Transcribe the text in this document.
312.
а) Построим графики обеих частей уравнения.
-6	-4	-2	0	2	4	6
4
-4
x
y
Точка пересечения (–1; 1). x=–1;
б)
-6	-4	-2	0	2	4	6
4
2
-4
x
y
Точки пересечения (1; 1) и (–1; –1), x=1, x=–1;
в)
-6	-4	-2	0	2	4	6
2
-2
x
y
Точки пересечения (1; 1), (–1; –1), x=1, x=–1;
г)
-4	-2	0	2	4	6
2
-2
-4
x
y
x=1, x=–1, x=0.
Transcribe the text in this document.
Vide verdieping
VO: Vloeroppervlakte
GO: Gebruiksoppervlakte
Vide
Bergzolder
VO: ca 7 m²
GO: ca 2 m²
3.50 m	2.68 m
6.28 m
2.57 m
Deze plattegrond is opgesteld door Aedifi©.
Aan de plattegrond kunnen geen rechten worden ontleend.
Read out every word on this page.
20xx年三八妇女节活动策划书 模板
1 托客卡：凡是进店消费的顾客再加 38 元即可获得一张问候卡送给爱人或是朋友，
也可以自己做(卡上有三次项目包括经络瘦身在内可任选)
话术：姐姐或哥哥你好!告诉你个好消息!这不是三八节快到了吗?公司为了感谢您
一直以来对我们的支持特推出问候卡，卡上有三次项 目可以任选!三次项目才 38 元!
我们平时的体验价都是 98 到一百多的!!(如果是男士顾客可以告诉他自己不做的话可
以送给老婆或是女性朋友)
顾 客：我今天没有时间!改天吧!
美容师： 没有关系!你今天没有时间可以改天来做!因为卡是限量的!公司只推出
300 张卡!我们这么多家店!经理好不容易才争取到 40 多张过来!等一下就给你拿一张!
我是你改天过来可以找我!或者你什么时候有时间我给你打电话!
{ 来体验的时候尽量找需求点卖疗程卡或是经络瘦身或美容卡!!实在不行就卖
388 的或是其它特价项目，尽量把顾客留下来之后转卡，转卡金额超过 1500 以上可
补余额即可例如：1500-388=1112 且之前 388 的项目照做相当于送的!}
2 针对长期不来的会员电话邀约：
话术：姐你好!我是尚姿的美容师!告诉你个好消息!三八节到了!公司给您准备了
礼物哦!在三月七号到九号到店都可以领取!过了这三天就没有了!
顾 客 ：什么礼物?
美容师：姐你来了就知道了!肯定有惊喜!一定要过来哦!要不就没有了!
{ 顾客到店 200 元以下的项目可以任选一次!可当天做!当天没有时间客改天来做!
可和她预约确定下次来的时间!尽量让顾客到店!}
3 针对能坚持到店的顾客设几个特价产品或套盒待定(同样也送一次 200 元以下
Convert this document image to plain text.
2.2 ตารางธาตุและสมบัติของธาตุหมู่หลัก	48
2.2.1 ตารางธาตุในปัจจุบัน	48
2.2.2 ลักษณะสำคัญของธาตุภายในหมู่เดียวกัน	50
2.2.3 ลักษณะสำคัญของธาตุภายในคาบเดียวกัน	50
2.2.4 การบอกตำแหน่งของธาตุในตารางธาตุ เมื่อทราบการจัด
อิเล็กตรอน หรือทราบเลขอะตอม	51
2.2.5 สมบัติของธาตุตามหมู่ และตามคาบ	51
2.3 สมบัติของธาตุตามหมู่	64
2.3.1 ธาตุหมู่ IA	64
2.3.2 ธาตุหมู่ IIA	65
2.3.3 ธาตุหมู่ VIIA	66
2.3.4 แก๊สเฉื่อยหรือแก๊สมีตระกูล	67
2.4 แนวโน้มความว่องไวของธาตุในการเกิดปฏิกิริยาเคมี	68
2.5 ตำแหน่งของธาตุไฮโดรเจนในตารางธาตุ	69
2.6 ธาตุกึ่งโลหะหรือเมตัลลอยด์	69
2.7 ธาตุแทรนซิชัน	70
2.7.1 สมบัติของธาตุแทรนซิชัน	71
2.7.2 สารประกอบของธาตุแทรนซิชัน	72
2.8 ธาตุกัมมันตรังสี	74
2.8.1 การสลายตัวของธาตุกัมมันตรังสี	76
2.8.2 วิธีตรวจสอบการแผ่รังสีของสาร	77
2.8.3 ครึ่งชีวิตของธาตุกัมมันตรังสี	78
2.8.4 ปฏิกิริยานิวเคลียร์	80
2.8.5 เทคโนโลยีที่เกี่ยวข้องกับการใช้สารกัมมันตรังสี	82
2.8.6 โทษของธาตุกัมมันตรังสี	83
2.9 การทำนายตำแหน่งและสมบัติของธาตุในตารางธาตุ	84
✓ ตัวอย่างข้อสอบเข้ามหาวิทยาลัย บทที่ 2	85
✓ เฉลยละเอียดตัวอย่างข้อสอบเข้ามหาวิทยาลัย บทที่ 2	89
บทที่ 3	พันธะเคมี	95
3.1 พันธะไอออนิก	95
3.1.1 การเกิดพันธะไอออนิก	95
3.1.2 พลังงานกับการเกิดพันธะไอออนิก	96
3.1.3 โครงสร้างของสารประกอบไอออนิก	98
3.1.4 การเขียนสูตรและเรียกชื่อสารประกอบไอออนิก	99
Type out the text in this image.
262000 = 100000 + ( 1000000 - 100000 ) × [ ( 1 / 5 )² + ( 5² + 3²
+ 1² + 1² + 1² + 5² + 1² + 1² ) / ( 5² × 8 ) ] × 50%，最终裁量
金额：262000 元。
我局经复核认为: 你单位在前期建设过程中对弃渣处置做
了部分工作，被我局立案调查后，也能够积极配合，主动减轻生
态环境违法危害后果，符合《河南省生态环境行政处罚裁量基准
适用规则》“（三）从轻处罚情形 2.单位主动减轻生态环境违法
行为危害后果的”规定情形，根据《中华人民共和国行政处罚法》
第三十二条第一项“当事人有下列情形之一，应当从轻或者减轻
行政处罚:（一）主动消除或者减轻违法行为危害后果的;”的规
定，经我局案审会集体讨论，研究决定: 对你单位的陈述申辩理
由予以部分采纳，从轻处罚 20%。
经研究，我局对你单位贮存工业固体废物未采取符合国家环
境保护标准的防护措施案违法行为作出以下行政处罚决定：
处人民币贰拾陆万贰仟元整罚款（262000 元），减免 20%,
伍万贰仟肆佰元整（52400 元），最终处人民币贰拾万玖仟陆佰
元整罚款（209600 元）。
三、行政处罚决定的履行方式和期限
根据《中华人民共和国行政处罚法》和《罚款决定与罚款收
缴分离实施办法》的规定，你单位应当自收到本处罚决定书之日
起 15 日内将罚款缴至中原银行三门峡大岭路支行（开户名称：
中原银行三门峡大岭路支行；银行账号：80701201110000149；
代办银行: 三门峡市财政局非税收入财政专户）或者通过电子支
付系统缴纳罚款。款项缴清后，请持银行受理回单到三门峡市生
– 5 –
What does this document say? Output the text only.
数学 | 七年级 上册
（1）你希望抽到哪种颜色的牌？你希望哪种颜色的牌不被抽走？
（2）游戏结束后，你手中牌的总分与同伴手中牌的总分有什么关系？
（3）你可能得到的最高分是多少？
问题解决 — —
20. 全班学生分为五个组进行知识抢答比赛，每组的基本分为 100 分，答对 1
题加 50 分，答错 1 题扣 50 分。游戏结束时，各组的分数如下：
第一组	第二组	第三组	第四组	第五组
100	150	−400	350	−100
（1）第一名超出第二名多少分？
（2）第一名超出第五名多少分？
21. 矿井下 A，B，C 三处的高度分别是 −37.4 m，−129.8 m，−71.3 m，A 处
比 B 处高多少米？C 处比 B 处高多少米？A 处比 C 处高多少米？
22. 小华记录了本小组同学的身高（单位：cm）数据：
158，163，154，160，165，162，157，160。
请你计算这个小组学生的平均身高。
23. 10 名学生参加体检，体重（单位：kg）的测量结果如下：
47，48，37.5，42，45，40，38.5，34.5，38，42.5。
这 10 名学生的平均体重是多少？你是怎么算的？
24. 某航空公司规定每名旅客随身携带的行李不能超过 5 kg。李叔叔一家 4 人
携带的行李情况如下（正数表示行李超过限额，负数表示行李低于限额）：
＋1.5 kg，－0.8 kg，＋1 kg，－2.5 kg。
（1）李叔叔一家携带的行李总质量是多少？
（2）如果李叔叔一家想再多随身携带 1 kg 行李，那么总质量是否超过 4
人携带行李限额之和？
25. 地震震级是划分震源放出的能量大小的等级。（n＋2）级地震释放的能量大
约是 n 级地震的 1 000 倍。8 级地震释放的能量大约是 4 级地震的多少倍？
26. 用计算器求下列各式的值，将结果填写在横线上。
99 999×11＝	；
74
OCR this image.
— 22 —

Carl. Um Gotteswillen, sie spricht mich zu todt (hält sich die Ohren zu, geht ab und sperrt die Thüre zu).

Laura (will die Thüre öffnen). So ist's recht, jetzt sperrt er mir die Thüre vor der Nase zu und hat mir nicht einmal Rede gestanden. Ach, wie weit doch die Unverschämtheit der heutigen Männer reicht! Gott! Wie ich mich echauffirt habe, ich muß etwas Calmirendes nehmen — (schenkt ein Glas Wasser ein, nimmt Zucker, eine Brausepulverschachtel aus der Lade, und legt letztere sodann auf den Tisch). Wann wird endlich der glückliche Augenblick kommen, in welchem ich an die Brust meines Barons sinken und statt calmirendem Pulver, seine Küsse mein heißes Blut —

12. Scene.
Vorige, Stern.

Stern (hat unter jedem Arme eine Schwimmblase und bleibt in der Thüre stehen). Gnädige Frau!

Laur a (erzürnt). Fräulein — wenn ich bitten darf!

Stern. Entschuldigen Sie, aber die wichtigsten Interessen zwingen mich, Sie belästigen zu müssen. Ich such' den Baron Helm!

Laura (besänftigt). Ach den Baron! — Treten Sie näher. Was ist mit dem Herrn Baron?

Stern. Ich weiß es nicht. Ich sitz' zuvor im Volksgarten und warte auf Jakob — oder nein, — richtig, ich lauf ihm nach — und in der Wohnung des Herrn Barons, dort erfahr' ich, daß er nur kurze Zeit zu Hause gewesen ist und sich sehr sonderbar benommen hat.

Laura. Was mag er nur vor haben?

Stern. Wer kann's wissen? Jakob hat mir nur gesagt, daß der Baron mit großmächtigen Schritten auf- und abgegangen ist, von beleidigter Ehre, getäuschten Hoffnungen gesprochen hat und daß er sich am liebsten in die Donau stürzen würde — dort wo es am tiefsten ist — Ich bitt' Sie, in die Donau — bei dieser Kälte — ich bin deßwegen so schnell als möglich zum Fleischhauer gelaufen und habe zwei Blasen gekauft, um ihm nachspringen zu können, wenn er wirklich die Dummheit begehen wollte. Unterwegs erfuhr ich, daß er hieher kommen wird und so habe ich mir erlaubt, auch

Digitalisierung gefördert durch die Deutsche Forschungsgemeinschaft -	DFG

★ ★ ★ ★ ★ ★ ★

Tally up the lines of the listing containing the word "ทยาล". Give only the total.

2